What you have to do: Leave out the pictures and copy everything else below exactly.

[Source data]
◆ ◆ ◆ ◆ ◆ ◆ ◆

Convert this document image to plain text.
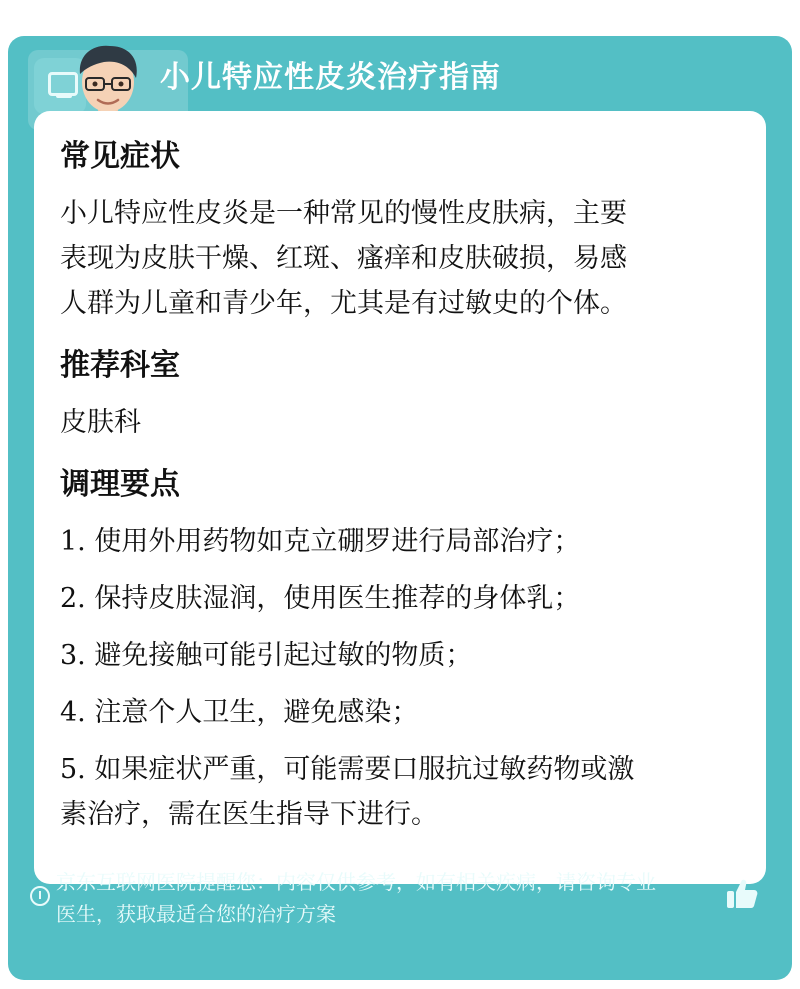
小儿特应性皮炎治疗指南
常见症状
小儿特应性皮炎是一种常见的慢性皮肤病，主要
表现为皮肤干燥、红斑、瘙痒和皮肤破损，易感
人群为儿童和青少年，尤其是有过敏史的个体。
推荐科室
皮肤科
调理要点
1. 使用外用药物如克立硼罗进行局部治疗；
2. 保持皮肤湿润，使用医生推荐的身体乳；
3. 避免接触可能引起过敏的物质；
4. 注意个人卫生，避免感染；
5. 如果症状严重，可能需要口服抗过敏药物或激
素治疗，需在医生指导下进行。
京东互联网医院提醒您：内容仅供参考，如有相关疾病，请咨询专业
医生，获取最适合您的治疗方案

◆ ◆ ◆ ◆ ◆ ◆ ◆

Output of the exercise:
Convert this document image to plain text.
小儿特应性皮炎治疗指南
常见症状
小儿特应性皮炎是一种常见的慢性皮肤病，主要
表现为皮肤干燥、红斑、瘙痒和皮肤破损，易感
人群为儿童和青少年，尤其是有过敏史的个体。
推荐科室
皮肤科
调理要点
1. 使用外用药物如克立硼罗进行局部治疗；
2. 保持皮肤湿润，使用医生推荐的身体乳；
3. 避免接触可能引起过敏的物质；
4. 注意个人卫生，避免感染；
5. 如果症状严重，可能需要口服抗过敏药物或激
素治疗，需在医生指导下进行。
京东互联网医院提醒您：内容仅供参考，如有相关疾病，请咨询专业
医生，获取最适合您的治疗方案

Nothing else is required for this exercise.